The task: Images appear in the records below; leave them out and repeat everything else exactly.

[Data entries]
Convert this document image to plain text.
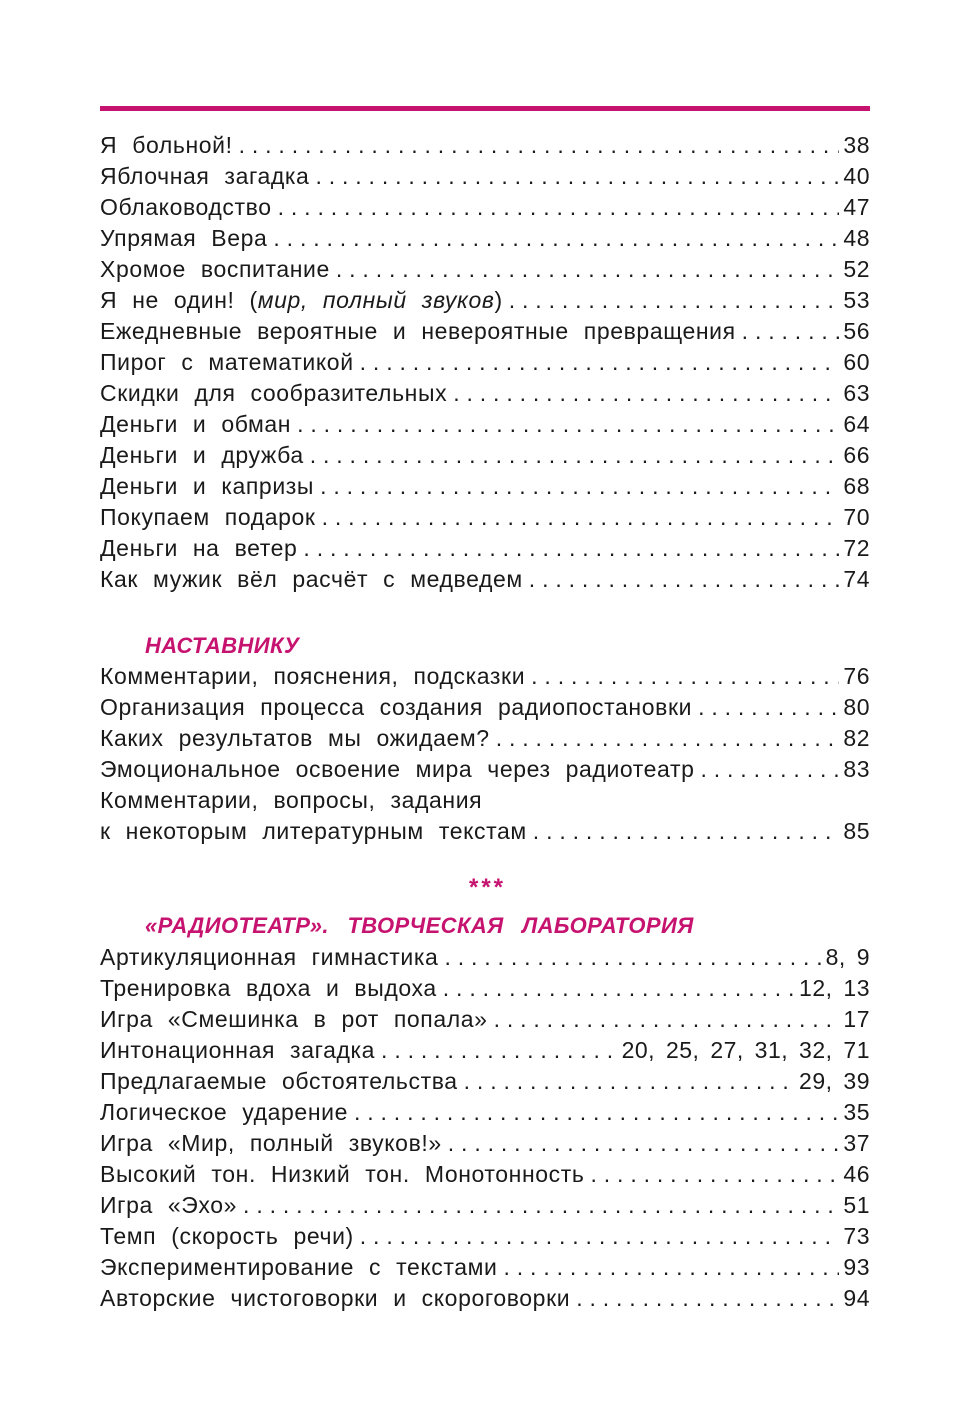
Я больной! . . .	38
Яблочная загадка . . .	40
Облаководство . . .	47
Упрямая Вера . . .	48
Хромое воспитание . . .	52
Я не один! (мир, полный звуков) . . .	53
Ежедневные вероятные и невероятные превращения . . .	56
Пирог с математикой . . .	60
Скидки для сообразительных . . .	63
Деньги и обман . . .	64
Деньги и дружба . . .	66
Деньги и капризы . . .	68
Покупаем подарок . . .	70
Деньги на ветер . . .	72
Как мужик вёл расчёт с медведем . . .	74
НАСТАВНИКУ
Комментарии, пояснения, подсказки . . .	76
Организация процесса создания радиопостановки . . .	80
Каких результатов мы ожидаем? . . .	82
Эмоциональное освоение мира через радиотеатр . . .	83
Комментарии, вопросы, задания
к некоторым литературным текстам . . .	85
***
«РАДИОТЕАТР». ТВОРЧЕСКАЯ ЛАБОРАТОРИЯ
Артикуляционная гимнастика . . .	8, 9
Тренировка вдоха и выдоха . . .	12, 13
Игра «Смешинка в рот попала» . . .	17
Интонационная загадка . . .	20, 25, 27, 31, 32, 71
Предлагаемые обстоятельства . . .	29, 39
Логическое ударение . . .	35
Игра «Мир, полный звуков!» . . .	37
Высокий тон. Низкий тон. Монотонность . . .	46
Игра «Эхо» . . .	51
Темп (скорость речи) . . .	73
Экспериментирование с текстами . . .	93
Авторские чистоговорки и скороговорки . . .	94
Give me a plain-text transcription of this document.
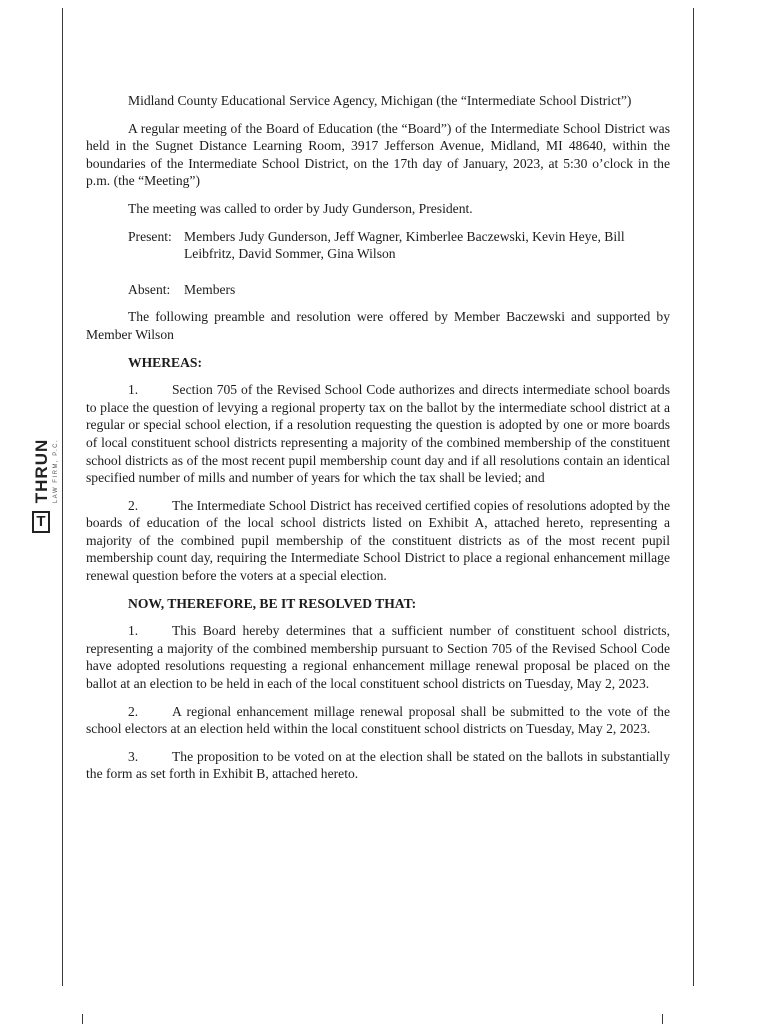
THRUN LAW FIRM, P.C.
T

Midland County Educational Service Agency, Michigan (the “Intermediate School District”)

A regular meeting of the Board of Education (the “Board”) of the Intermediate School District was held in the Sugnet Distance Learning Room, 3917 Jefferson Avenue, Midland, MI 48640, within the boundaries of the Intermediate School District, on the 17th day of January, 2023, at 5:30 o’clock in the p.m. (the “Meeting”)

The meeting was called to order by Judy Gunderson, President.

Present: Members Judy Gunderson, Jeff Wagner, Kimberlee Baczewski, Kevin Heye, Bill Leibfritz, David Sommer, Gina Wilson
Absent:	Members

The following preamble and resolution were offered by Member Baczewski and supported by Member Wilson

WHEREAS:

1. Section 705 of the Revised School Code authorizes and directs intermediate school boards to place the question of levying a regional property tax on the ballot by the intermediate school district at a regular or special school election, if a resolution requesting the question is adopted by one or more boards of local constituent school districts representing a majority of the combined membership of the constituent school districts as of the most recent pupil membership count day and if all resolutions contain an identical specified number of mills and number of years for which the tax shall be levied; and

2. The Intermediate School District has received certified copies of resolutions adopted by the boards of education of the local school districts listed on Exhibit A, attached hereto, representing a majority of the combined pupil membership of the constituent districts as of the most recent pupil membership count day, requiring the Intermediate School District to place a regional enhancement millage renewal question before the voters at a special election.

NOW, THEREFORE, BE IT RESOLVED THAT:

1. This Board hereby determines that a sufficient number of constituent school districts, representing a majority of the combined membership pursuant to Section 705 of the Revised School Code have adopted resolutions requesting a regional enhancement millage renewal proposal be placed on the ballot at an election to be held in each of the local constituent school districts on Tuesday, May 2, 2023.

2. A regional enhancement millage renewal proposal shall be submitted to the vote of the school electors at an election held within the local constituent school districts on Tuesday, May 2, 2023.

3. The proposition to be voted on at the election shall be stated on the ballots in substantially the form as set forth in Exhibit B, attached hereto.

Response:
Convert this document image to plain text.
Я больной! . . .	38
Яблочная загадка . . .	40
Облаководство . . .	47
Упрямая Вера . . .	48
Хромое воспитание . . .	52
Я не один! (мир, полный звуков) . . .	53
Ежедневные вероятные и невероятные превращения . . .	56
Пирог с математикой . . .	60
Скидки для сообразительных . . .	63
Деньги и обман . . .	64
Деньги и дружба . . .	66
Деньги и капризы . . .	68
Покупаем подарок . . .	70
Деньги на ветер . . .	72
Как мужик вёл расчёт с медведем . . .	74
НАСТАВНИКУ
Комментарии, пояснения, подсказки . . .	76
Организация процесса создания радиопостановки . . .	80
Каких результатов мы ожидаем? . . .	82
Эмоциональное освоение мира через радиотеатр . . .	83
Комментарии, вопросы, задания
к некоторым литературным текстам . . .	85
***
«РАДИОТЕАТР». ТВОРЧЕСКАЯ ЛАБОРАТОРИЯ
Артикуляционная гимнастика . . .	8, 9
Тренировка вдоха и выдоха . . .	12, 13
Игра «Смешинка в рот попала» . . .	17
Интонационная загадка . . .	20, 25, 27, 31, 32, 71
Предлагаемые обстоятельства . . .	29, 39
Логическое ударение . . .	35
Игра «Мир, полный звуков!» . . .	37
Высокий тон. Низкий тон. Монотонность . . .	46
Игра «Эхо» . . .	51
Темп (скорость речи) . . .	73
Экспериментирование с текстами . . .	93
Авторские чистоговорки и скороговорки . . .	94
Give me a plain-text transcription of this document.
THRUN LAW FIRM, P.C.
T

Midland County Educational Service Agency, Michigan (the “Intermediate School District”)

A regular meeting of the Board of Education (the “Board”) of the Intermediate School District was held in the Sugnet Distance Learning Room, 3917 Jefferson Avenue, Midland, MI 48640, within the boundaries of the Intermediate School District, on the 17th day of January, 2023, at 5:30 o’clock in the p.m. (the “Meeting”)

The meeting was called to order by Judy Gunderson, President.

Present: Members Judy Gunderson, Jeff Wagner, Kimberlee Baczewski, Kevin Heye, Bill Leibfritz, David Sommer, Gina Wilson
Absent:	Members

The following preamble and resolution were offered by Member Baczewski and supported by Member Wilson

WHEREAS:

1. Section 705 of the Revised School Code authorizes and directs intermediate school boards to place the question of levying a regional property tax on the ballot by the intermediate school district at a regular or special school election, if a resolution requesting the question is adopted by one or more boards of local constituent school districts representing a majority of the combined membership of the constituent school districts as of the most recent pupil membership count day and if all resolutions contain an identical specified number of mills and number of years for which the tax shall be levied; and

2. The Intermediate School District has received certified copies of resolutions adopted by the boards of education of the local school districts listed on Exhibit A, attached hereto, representing a majority of the combined pupil membership of the constituent districts as of the most recent pupil membership count day, requiring the Intermediate School District to place a regional enhancement millage renewal question before the voters at a special election.

NOW, THEREFORE, BE IT RESOLVED THAT:

1. This Board hereby determines that a sufficient number of constituent school districts, representing a majority of the combined membership pursuant to Section 705 of the Revised School Code have adopted resolutions requesting a regional enhancement millage renewal proposal be placed on the ballot at an election to be held in each of the local constituent school districts on Tuesday, May 2, 2023.

2. A regional enhancement millage renewal proposal shall be submitted to the vote of the school electors at an election held within the local constituent school districts on Tuesday, May 2, 2023.

3. The proposition to be voted on at the election shall be stated on the ballots in substantially the form as set forth in Exhibit B, attached hereto.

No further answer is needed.